▶ _Material provided_
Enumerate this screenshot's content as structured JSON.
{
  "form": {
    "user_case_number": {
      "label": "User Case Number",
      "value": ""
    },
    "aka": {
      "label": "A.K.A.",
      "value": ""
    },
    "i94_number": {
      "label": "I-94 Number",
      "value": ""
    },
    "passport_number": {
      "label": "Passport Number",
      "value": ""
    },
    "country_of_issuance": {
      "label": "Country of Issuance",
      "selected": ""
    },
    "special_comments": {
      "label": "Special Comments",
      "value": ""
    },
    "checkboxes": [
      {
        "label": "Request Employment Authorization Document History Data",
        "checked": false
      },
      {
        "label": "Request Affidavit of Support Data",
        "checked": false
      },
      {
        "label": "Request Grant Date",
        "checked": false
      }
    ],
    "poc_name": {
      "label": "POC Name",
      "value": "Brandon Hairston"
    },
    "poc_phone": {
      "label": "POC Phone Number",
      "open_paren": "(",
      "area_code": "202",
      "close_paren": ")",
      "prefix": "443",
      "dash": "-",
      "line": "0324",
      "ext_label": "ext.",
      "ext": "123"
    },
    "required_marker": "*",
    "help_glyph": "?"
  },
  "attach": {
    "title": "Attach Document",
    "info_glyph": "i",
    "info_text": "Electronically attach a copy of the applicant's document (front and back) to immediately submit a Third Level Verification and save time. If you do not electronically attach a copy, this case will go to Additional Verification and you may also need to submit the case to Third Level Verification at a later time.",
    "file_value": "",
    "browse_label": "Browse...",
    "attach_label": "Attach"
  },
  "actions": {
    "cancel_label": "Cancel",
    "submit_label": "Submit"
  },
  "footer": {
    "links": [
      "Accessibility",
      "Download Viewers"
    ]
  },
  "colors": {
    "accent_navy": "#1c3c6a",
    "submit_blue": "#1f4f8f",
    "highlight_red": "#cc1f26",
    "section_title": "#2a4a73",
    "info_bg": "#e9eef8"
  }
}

▶ _What this task involves_
Repeat the records above in full, character for character.

▶ _Problem solution_
Enumerate this screenshot's content as structured JSON.
{
  "form": {
    "user_case_number": {
      "label": "User Case Number",
      "value": ""
    },
    "aka": {
      "label": "A.K.A.",
      "value": ""
    },
    "i94_number": {
      "label": "I-94 Number",
      "value": ""
    },
    "passport_number": {
      "label": "Passport Number",
      "value": ""
    },
    "country_of_issuance": {
      "label": "Country of Issuance",
      "selected": ""
    },
    "special_comments": {
      "label": "Special Comments",
      "value": ""
    },
    "checkboxes": [
      {
        "label": "Request Employment Authorization Document History Data",
        "checked": false
      },
      {
        "label": "Request Affidavit of Support Data",
        "checked": false
      },
      {
        "label": "Request Grant Date",
        "checked": false
      }
    ],
    "poc_name": {
      "label": "POC Name",
      "value": "Brandon Hairston"
    },
    "poc_phone": {
      "label": "POC Phone Number",
      "open_paren": "(",
      "area_code": "202",
      "close_paren": ")",
      "prefix": "443",
      "dash": "-",
      "line": "0324",
      "ext_label": "ext.",
      "ext": "123"
    },
    "required_marker": "*",
    "help_glyph": "?"
  },
  "attach": {
    "title": "Attach Document",
    "info_glyph": "i",
    "info_text": "Electronically attach a copy of the applicant's document (front and back) to immediately submit a Third Level Verification and save time. If you do not electronically attach a copy, this case will go to Additional Verification and you may also need to submit the case to Third Level Verification at a later time.",
    "file_value": "",
    "browse_label": "Browse...",
    "attach_label": "Attach"
  },
  "actions": {
    "cancel_label": "Cancel",
    "submit_label": "Submit"
  },
  "footer": {
    "links": [
      "Accessibility",
      "Download Viewers"
    ]
  },
  "colors": {
    "accent_navy": "#1c3c6a",
    "submit_blue": "#1f4f8f",
    "highlight_red": "#cc1f26",
    "section_title": "#2a4a73",
    "info_bg": "#e9eef8"
  }
}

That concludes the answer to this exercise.